* **Problem to solve**
Lines from the records below that contain the word "benchmark" are to be copied out.

* **Raw data**
──────────
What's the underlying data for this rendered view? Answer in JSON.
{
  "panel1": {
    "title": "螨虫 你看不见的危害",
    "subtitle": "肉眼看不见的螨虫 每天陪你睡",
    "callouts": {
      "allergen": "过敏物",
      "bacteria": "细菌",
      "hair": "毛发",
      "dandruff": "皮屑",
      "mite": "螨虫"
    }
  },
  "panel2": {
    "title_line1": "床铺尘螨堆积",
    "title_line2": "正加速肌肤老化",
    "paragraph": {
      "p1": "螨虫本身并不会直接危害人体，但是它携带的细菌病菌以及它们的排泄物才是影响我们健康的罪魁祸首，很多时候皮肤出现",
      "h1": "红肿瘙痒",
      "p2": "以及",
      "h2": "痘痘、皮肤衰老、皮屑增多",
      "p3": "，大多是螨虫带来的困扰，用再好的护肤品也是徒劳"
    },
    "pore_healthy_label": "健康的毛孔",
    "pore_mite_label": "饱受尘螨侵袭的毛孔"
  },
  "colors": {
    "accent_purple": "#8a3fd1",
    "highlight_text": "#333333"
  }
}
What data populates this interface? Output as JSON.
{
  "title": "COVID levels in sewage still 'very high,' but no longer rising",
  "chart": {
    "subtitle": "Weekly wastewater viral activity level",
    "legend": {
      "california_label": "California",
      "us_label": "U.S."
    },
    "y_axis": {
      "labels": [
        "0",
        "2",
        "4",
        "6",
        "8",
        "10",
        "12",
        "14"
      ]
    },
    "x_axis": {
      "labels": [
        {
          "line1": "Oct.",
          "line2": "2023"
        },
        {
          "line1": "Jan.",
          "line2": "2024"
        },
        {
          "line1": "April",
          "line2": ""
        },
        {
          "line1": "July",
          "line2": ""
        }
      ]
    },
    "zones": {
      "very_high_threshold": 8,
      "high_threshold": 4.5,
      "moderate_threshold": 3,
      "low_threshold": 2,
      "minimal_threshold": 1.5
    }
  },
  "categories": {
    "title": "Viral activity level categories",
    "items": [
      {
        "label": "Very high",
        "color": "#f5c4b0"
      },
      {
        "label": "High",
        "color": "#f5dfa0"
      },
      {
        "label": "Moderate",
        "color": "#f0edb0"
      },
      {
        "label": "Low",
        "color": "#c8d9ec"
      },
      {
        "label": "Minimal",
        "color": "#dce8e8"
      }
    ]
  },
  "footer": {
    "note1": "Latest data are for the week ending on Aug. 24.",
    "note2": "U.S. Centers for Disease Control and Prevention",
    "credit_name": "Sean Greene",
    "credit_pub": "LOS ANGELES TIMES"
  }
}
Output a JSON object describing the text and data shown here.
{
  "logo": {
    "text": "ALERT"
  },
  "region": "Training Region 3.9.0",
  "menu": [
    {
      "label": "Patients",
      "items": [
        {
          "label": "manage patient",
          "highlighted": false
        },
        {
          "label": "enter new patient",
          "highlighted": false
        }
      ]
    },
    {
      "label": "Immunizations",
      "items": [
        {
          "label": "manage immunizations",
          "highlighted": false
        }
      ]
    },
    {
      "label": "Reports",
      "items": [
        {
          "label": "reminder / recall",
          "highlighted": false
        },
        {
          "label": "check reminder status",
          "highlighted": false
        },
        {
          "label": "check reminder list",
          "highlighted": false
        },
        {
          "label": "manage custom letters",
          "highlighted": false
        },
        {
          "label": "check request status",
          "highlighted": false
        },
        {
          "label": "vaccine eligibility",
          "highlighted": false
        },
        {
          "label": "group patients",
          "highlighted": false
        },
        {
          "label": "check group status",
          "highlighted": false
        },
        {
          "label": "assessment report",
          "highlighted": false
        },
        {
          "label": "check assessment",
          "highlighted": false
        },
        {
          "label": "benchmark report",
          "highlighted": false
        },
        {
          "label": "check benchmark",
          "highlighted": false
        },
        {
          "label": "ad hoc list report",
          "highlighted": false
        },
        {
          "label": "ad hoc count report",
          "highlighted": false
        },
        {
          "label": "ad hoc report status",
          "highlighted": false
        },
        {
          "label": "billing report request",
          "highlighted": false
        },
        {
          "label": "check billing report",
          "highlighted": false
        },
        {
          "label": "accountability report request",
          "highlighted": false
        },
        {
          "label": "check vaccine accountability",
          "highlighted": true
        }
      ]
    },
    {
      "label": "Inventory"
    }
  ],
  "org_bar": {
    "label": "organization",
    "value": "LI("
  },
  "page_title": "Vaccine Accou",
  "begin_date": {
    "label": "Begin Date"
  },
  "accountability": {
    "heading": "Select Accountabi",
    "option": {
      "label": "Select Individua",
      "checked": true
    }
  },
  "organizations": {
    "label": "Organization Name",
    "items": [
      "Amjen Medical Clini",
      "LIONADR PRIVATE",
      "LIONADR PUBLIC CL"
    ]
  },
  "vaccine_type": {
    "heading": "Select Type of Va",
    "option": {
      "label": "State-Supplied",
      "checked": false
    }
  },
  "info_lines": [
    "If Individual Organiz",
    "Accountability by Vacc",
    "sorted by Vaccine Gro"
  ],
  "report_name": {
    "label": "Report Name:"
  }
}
──────────
* **Task response**
          "label": "benchmark report",
          "label": "check benchmark",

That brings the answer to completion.